WHAT YOU ARE ASKED TO DO: Report every line in the records below that contains the string "CLARK", copying each line in full.

RECORDS TO USE:
━━━

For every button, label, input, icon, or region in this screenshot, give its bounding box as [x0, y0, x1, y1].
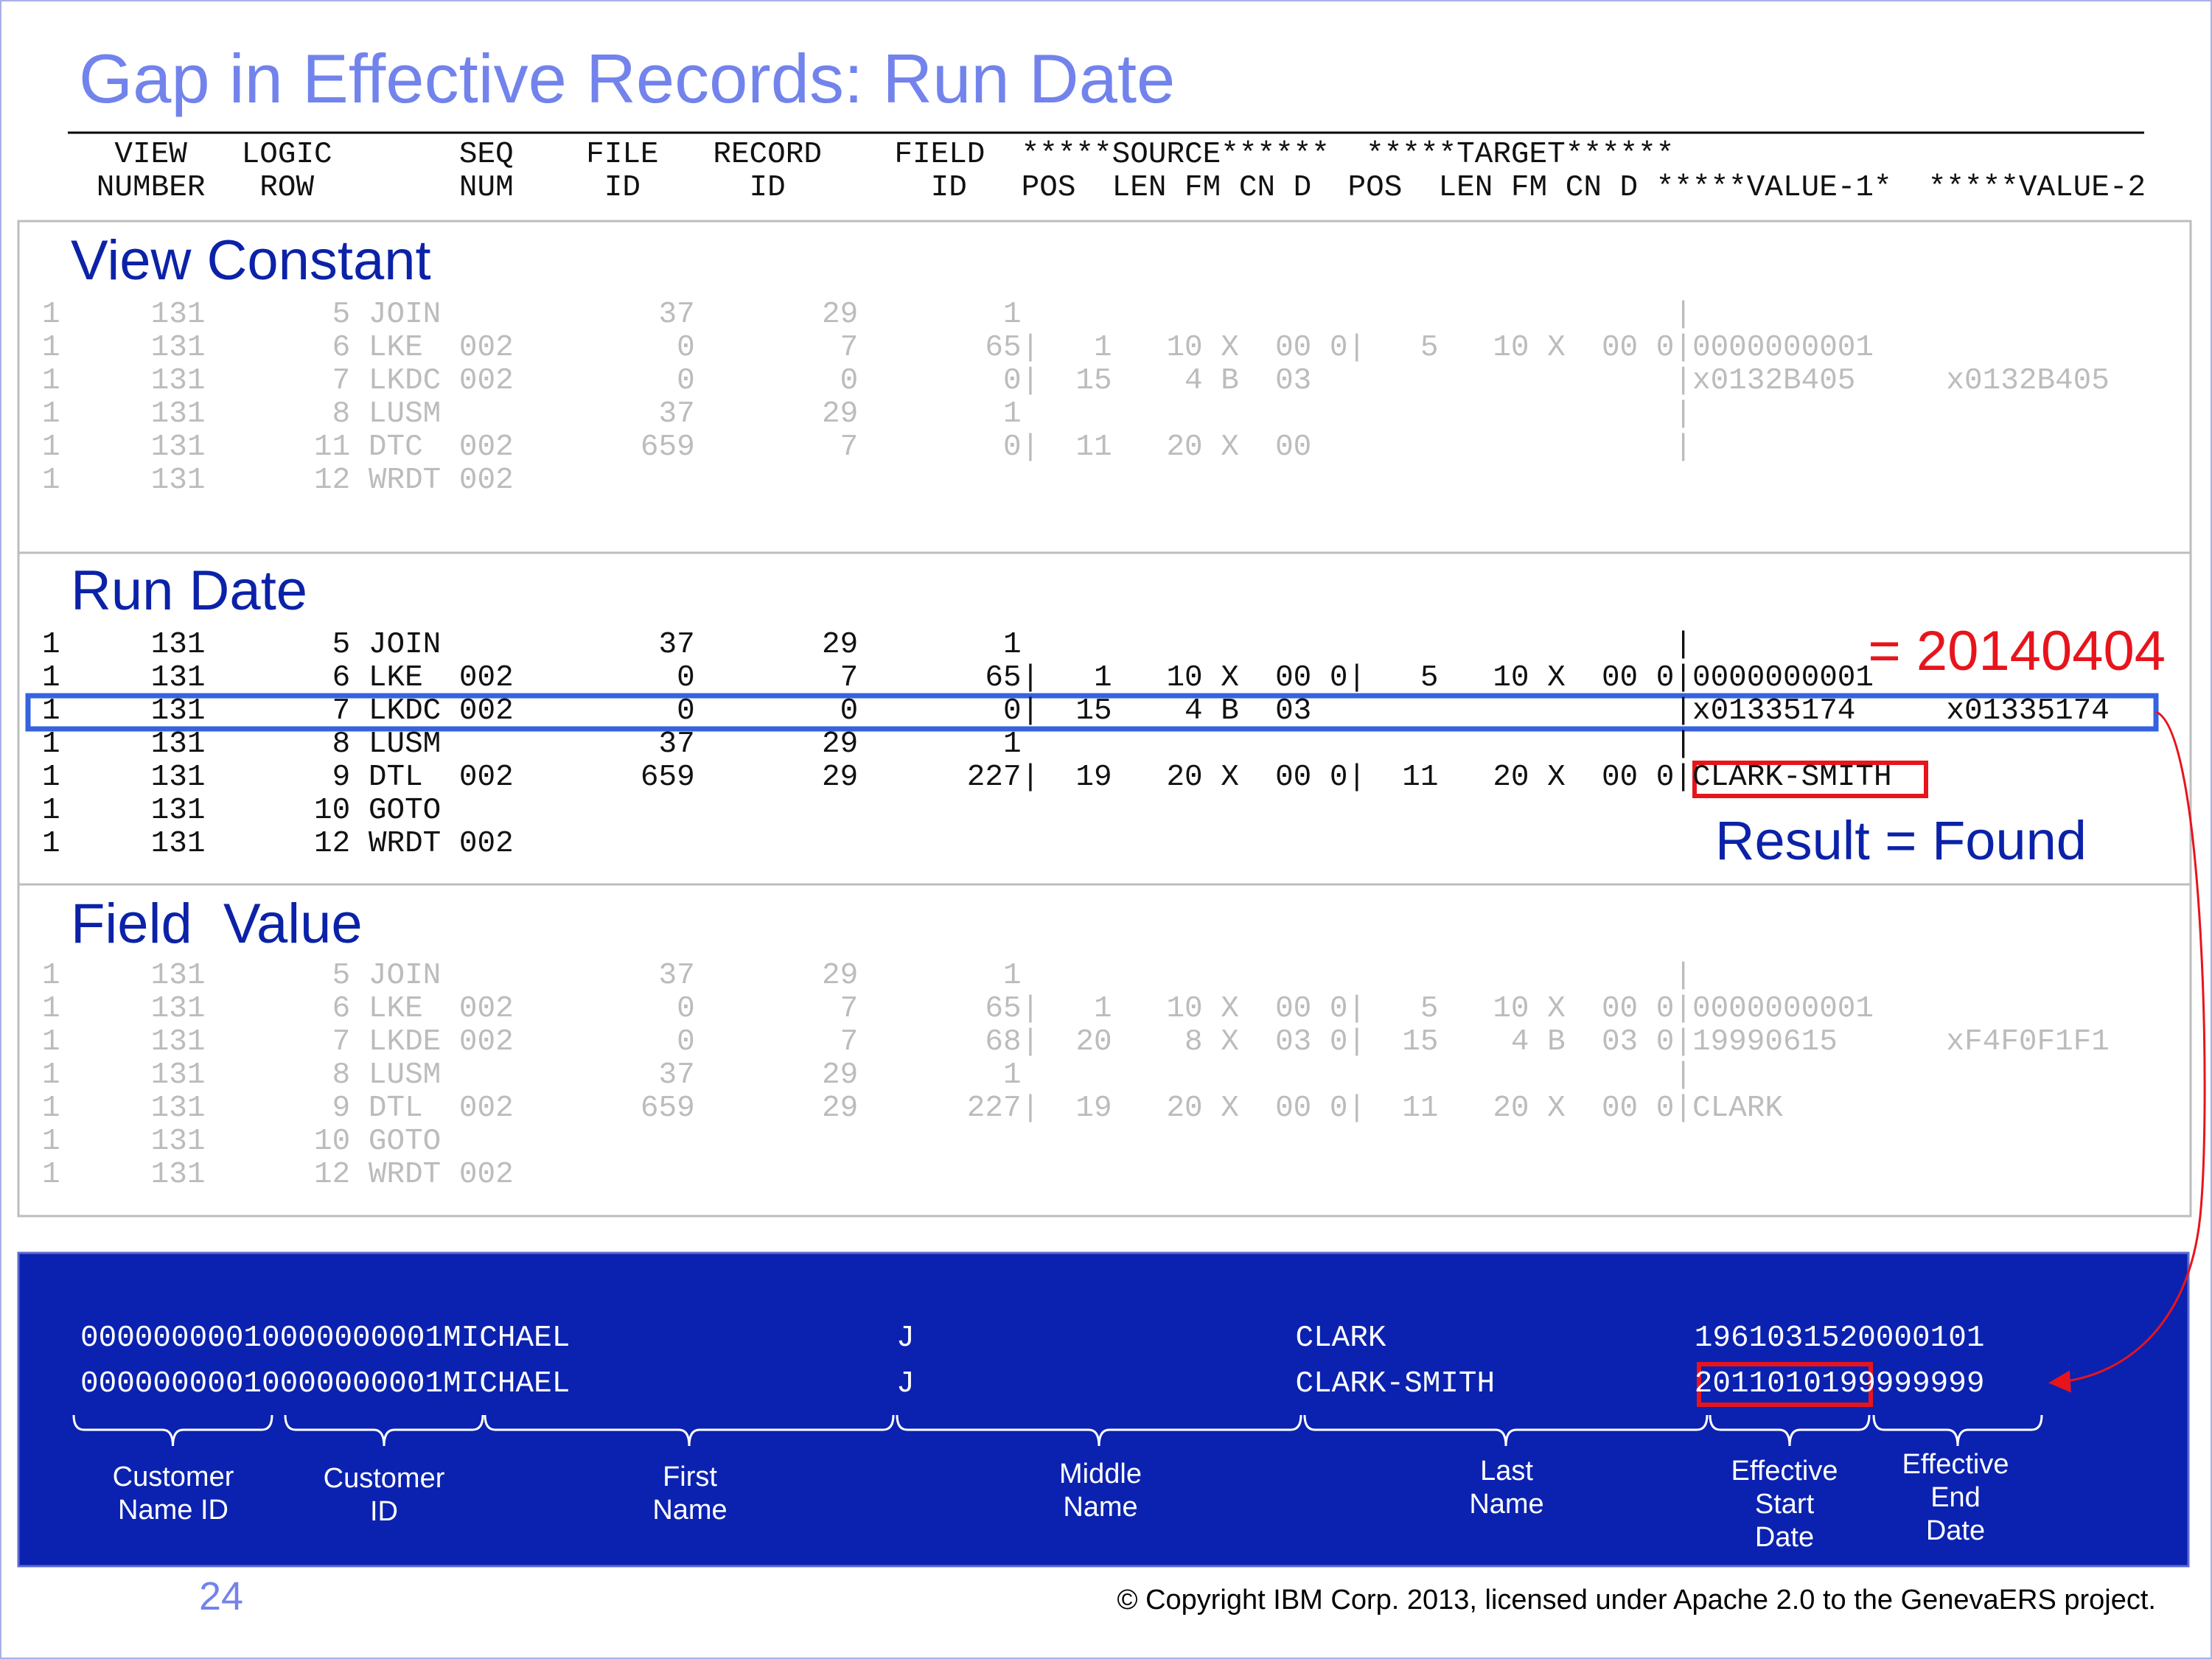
page-number: 24: [199, 1574, 244, 1618]
highlight-value: [1692, 761, 1928, 798]
section-title: Field Value: [71, 893, 363, 955]
brace: [484, 1414, 895, 1447]
trace-row: 1 131 5 JOIN 37 29 1 |: [42, 298, 1692, 332]
trace-row: 1 131 11 DTC 002 659 7 0| 11 20 X 00 |: [42, 430, 1692, 464]
trace-row: 1 131 8 LUSM 37 29 1 |: [42, 397, 1692, 431]
trace-row: 1 131 7 LKDE 002 0 7 68| 20 8 X 03 0| 15…: [42, 1025, 2110, 1059]
field-label: Date: [1925, 1515, 1986, 1546]
highlight-start-date: [1697, 1362, 1873, 1407]
trace-row: 1 131 6 LKE 002 0 7 65| 1 10 X 00 0| 5 1…: [42, 331, 1874, 365]
column-header: VIEW LOGIC SEQ FILE RECORD FIELD *****SO…: [42, 138, 1675, 172]
section-box: [17, 883, 2192, 1218]
trace-row: 1 131 9 DTL 002 659 29 227| 19 20 X 00 0…: [42, 1092, 1783, 1125]
brace: [1872, 1414, 2043, 1447]
brace: [72, 1414, 273, 1447]
brace: [1709, 1414, 1871, 1447]
trace-row: 1 131 6 LKE 002 0 7 65| 1 10 X 00 0| 5 1…: [42, 992, 1874, 1026]
record-line: 00000000010000000001MICHAEL J CLARK 1961…: [80, 1321, 1985, 1355]
annotation-result: Result = Found: [1715, 810, 2087, 871]
arrow: [2048, 710, 2206, 1393]
trace-row: 1 131 10 GOTO: [42, 1125, 442, 1159]
field-label: Name: [652, 1495, 728, 1526]
record-panel: [17, 1251, 2190, 1568]
field-label: ID: [370, 1496, 398, 1527]
field-label: Start: [1754, 1489, 1815, 1520]
field-label: End: [1930, 1482, 1981, 1513]
trace-row: 1 131 12 WRDT 002: [42, 464, 514, 497]
section-title: Run Date: [71, 559, 308, 622]
brace: [1303, 1414, 1709, 1447]
brace: [896, 1414, 1302, 1447]
field-label: Date: [1754, 1522, 1815, 1553]
trace-row: 1 131 8 LUSM 37 29 1 |: [42, 727, 1692, 761]
trace-row: 1 131 5 JOIN 37 29 1 |: [42, 959, 1692, 993]
field-label: Customer: [112, 1461, 234, 1492]
trace-row: 1 131 10 GOTO: [42, 794, 442, 828]
copyright: © Copyright IBM Corp. 2013, licensed und…: [1117, 1585, 2156, 1616]
field-label: Name: [1063, 1492, 1138, 1523]
trace-row: 1 131 9 DTL 002 659 29 227| 19 20 X 00 0…: [42, 761, 1892, 794]
field-label: Effective: [1731, 1456, 1838, 1487]
trace-row: 1 131 7 LKDC 002 0 0 0| 15 4 B 03 |x0132…: [42, 364, 2110, 398]
field-label: Effective: [1902, 1449, 2009, 1480]
annotation-value: = 20140404: [1868, 620, 2166, 682]
trace-row: 1 131 5 JOIN 37 29 1 |: [42, 628, 1692, 662]
section-title: View Constant: [71, 229, 431, 292]
field-label: Name ID: [118, 1495, 228, 1526]
field-label: Customer: [323, 1463, 445, 1494]
trace-row: 1 131 6 LKE 002 0 7 65| 1 10 X 00 0| 5 1…: [42, 661, 1874, 695]
field-label: First: [663, 1461, 717, 1492]
field-label: Middle: [1059, 1459, 1142, 1489]
trace-row: 1 131 12 WRDT 002: [42, 827, 514, 861]
trace-row: 1 131 12 WRDT 002: [42, 1158, 514, 1192]
field-label: Name: [1469, 1489, 1544, 1520]
field-label: Last: [1480, 1456, 1533, 1487]
record-line: 00000000010000000001MICHAEL J CLARK-SMIT…: [80, 1367, 1985, 1401]
brace: [284, 1414, 484, 1447]
slide-title: Gap in Effective Records: Run Date: [79, 40, 1176, 117]
trace-row: 1 131 8 LUSM 37 29 1 |: [42, 1058, 1692, 1092]
column-header: NUMBER ROW NUM ID ID ID POS LEN FM CN D …: [42, 171, 2146, 205]
trace-row: 1 131 7 LKDC 002 0 0 0| 15 4 B 03 |x0133…: [42, 694, 2110, 728]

━━━

REPLY TO THE TASK:
record-line: 00000000010000000001MICHAEL J CLARK 1961…: [80, 1321, 1985, 1355]
record-line: 00000000010000000001MICHAEL J CLARK-SMIT…: [80, 1367, 1985, 1401]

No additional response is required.